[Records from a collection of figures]
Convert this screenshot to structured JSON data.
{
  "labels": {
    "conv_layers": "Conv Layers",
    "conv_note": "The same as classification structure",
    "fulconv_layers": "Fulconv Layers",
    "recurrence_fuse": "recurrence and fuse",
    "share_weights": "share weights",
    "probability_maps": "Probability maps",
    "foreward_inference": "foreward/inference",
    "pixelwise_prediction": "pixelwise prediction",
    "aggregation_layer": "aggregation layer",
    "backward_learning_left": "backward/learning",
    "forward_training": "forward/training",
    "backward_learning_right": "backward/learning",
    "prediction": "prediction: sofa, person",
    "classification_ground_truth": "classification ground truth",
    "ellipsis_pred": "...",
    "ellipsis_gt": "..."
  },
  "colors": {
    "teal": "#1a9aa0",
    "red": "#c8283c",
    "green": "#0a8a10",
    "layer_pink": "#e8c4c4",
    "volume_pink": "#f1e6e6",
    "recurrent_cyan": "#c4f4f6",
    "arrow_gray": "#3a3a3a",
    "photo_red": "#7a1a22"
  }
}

- **WHAT YOU ARE ASKED TO DO**: Output each record exactly, leaving nothing out.

- **SOLUTION BELOW**:
Convert this screenshot to structured JSON data.
{
  "labels": {
    "conv_layers": "Conv Layers",
    "conv_note": "The same as classification structure",
    "fulconv_layers": "Fulconv Layers",
    "recurrence_fuse": "recurrence and fuse",
    "share_weights": "share weights",
    "probability_maps": "Probability maps",
    "foreward_inference": "foreward/inference",
    "pixelwise_prediction": "pixelwise prediction",
    "aggregation_layer": "aggregation layer",
    "backward_learning_left": "backward/learning",
    "forward_training": "forward/training",
    "backward_learning_right": "backward/learning",
    "prediction": "prediction: sofa, person",
    "classification_ground_truth": "classification ground truth",
    "ellipsis_pred": "...",
    "ellipsis_gt": "..."
  },
  "colors": {
    "teal": "#1a9aa0",
    "red": "#c8283c",
    "green": "#0a8a10",
    "layer_pink": "#e8c4c4",
    "volume_pink": "#f1e6e6",
    "recurrent_cyan": "#c4f4f6",
    "arrow_gray": "#3a3a3a",
    "photo_red": "#7a1a22"
  }
}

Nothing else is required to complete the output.